* Rows from a figure dataset:
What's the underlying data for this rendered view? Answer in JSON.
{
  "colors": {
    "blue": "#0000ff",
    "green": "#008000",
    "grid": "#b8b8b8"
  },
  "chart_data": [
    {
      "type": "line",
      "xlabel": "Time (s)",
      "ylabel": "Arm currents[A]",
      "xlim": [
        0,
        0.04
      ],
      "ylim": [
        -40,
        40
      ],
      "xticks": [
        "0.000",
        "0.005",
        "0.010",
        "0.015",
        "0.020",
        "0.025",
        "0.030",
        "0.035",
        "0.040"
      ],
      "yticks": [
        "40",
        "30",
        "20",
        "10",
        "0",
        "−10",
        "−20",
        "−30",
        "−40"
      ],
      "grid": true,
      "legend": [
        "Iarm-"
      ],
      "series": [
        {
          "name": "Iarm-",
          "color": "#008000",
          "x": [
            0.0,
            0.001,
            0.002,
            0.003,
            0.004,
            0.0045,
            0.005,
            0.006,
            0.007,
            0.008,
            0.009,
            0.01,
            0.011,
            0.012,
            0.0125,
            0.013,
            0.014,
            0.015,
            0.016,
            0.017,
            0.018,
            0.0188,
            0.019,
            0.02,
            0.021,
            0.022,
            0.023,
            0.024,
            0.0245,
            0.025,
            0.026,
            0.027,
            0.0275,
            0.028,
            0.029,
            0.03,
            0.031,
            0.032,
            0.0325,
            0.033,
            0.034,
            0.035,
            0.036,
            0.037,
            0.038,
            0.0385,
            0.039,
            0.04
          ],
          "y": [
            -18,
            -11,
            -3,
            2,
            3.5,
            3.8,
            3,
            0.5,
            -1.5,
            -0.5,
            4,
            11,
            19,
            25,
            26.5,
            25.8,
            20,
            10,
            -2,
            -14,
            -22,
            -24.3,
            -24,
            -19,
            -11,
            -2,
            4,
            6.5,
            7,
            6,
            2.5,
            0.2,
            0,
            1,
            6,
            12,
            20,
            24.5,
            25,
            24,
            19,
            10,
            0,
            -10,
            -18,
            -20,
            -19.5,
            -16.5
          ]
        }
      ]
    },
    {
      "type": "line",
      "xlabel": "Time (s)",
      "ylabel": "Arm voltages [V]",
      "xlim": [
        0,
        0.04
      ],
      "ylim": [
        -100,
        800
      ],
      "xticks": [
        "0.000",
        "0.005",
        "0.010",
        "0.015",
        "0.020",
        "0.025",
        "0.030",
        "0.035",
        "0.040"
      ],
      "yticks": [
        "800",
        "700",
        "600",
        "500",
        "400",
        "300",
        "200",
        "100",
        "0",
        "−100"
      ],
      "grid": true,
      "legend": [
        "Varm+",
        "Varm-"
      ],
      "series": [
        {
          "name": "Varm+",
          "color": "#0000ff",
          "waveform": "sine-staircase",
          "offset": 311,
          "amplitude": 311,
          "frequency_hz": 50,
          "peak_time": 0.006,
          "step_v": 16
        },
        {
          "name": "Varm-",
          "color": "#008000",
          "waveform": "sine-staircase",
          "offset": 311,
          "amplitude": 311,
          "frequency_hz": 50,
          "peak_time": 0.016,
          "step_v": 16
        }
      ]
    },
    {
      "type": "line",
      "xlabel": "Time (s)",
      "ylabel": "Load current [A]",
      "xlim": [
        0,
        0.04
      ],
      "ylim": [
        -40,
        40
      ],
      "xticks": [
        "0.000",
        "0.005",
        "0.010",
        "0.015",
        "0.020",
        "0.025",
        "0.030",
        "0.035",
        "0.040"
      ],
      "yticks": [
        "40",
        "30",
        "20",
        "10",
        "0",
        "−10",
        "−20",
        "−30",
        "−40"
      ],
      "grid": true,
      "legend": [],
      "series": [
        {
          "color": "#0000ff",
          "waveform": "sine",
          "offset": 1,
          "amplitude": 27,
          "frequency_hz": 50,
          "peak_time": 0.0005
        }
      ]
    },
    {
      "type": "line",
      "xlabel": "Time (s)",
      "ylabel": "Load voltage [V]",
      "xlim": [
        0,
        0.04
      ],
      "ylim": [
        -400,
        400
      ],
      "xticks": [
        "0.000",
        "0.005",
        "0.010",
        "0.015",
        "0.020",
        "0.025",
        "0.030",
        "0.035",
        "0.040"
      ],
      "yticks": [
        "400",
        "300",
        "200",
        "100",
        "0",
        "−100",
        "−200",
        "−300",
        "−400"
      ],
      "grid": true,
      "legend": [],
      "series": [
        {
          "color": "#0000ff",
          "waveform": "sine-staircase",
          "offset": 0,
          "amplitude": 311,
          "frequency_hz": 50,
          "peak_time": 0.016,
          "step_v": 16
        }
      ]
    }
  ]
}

* PROBLEM TO SOLVE: Write each line above out exactly.

* FINAL RESULT:
What's the underlying data for this rendered view? Answer in JSON.
{
  "colors": {
    "blue": "#0000ff",
    "green": "#008000",
    "grid": "#b8b8b8"
  },
  "chart_data": [
    {
      "type": "line",
      "xlabel": "Time (s)",
      "ylabel": "Arm currents[A]",
      "xlim": [
        0,
        0.04
      ],
      "ylim": [
        -40,
        40
      ],
      "xticks": [
        "0.000",
        "0.005",
        "0.010",
        "0.015",
        "0.020",
        "0.025",
        "0.030",
        "0.035",
        "0.040"
      ],
      "yticks": [
        "40",
        "30",
        "20",
        "10",
        "0",
        "−10",
        "−20",
        "−30",
        "−40"
      ],
      "grid": true,
      "legend": [
        "Iarm-"
      ],
      "series": [
        {
          "name": "Iarm-",
          "color": "#008000",
          "x": [
            0.0,
            0.001,
            0.002,
            0.003,
            0.004,
            0.0045,
            0.005,
            0.006,
            0.007,
            0.008,
            0.009,
            0.01,
            0.011,
            0.012,
            0.0125,
            0.013,
            0.014,
            0.015,
            0.016,
            0.017,
            0.018,
            0.0188,
            0.019,
            0.02,
            0.021,
            0.022,
            0.023,
            0.024,
            0.0245,
            0.025,
            0.026,
            0.027,
            0.0275,
            0.028,
            0.029,
            0.03,
            0.031,
            0.032,
            0.0325,
            0.033,
            0.034,
            0.035,
            0.036,
            0.037,
            0.038,
            0.0385,
            0.039,
            0.04
          ],
          "y": [
            -18,
            -11,
            -3,
            2,
            3.5,
            3.8,
            3,
            0.5,
            -1.5,
            -0.5,
            4,
            11,
            19,
            25,
            26.5,
            25.8,
            20,
            10,
            -2,
            -14,
            -22,
            -24.3,
            -24,
            -19,
            -11,
            -2,
            4,
            6.5,
            7,
            6,
            2.5,
            0.2,
            0,
            1,
            6,
            12,
            20,
            24.5,
            25,
            24,
            19,
            10,
            0,
            -10,
            -18,
            -20,
            -19.5,
            -16.5
          ]
        }
      ]
    },
    {
      "type": "line",
      "xlabel": "Time (s)",
      "ylabel": "Arm voltages [V]",
      "xlim": [
        0,
        0.04
      ],
      "ylim": [
        -100,
        800
      ],
      "xticks": [
        "0.000",
        "0.005",
        "0.010",
        "0.015",
        "0.020",
        "0.025",
        "0.030",
        "0.035",
        "0.040"
      ],
      "yticks": [
        "800",
        "700",
        "600",
        "500",
        "400",
        "300",
        "200",
        "100",
        "0",
        "−100"
      ],
      "grid": true,
      "legend": [
        "Varm+",
        "Varm-"
      ],
      "series": [
        {
          "name": "Varm+",
          "color": "#0000ff",
          "waveform": "sine-staircase",
          "offset": 311,
          "amplitude": 311,
          "frequency_hz": 50,
          "peak_time": 0.006,
          "step_v": 16
        },
        {
          "name": "Varm-",
          "color": "#008000",
          "waveform": "sine-staircase",
          "offset": 311,
          "amplitude": 311,
          "frequency_hz": 50,
          "peak_time": 0.016,
          "step_v": 16
        }
      ]
    },
    {
      "type": "line",
      "xlabel": "Time (s)",
      "ylabel": "Load current [A]",
      "xlim": [
        0,
        0.04
      ],
      "ylim": [
        -40,
        40
      ],
      "xticks": [
        "0.000",
        "0.005",
        "0.010",
        "0.015",
        "0.020",
        "0.025",
        "0.030",
        "0.035",
        "0.040"
      ],
      "yticks": [
        "40",
        "30",
        "20",
        "10",
        "0",
        "−10",
        "−20",
        "−30",
        "−40"
      ],
      "grid": true,
      "legend": [],
      "series": [
        {
          "color": "#0000ff",
          "waveform": "sine",
          "offset": 1,
          "amplitude": 27,
          "frequency_hz": 50,
          "peak_time": 0.0005
        }
      ]
    },
    {
      "type": "line",
      "xlabel": "Time (s)",
      "ylabel": "Load voltage [V]",
      "xlim": [
        0,
        0.04
      ],
      "ylim": [
        -400,
        400
      ],
      "xticks": [
        "0.000",
        "0.005",
        "0.010",
        "0.015",
        "0.020",
        "0.025",
        "0.030",
        "0.035",
        "0.040"
      ],
      "yticks": [
        "400",
        "300",
        "200",
        "100",
        "0",
        "−100",
        "−200",
        "−300",
        "−400"
      ],
      "grid": true,
      "legend": [],
      "series": [
        {
          "color": "#0000ff",
          "waveform": "sine-staircase",
          "offset": 0,
          "amplitude": 311,
          "frequency_hz": 50,
          "peak_time": 0.016,
          "step_v": 16
        }
      ]
    }
  ]
}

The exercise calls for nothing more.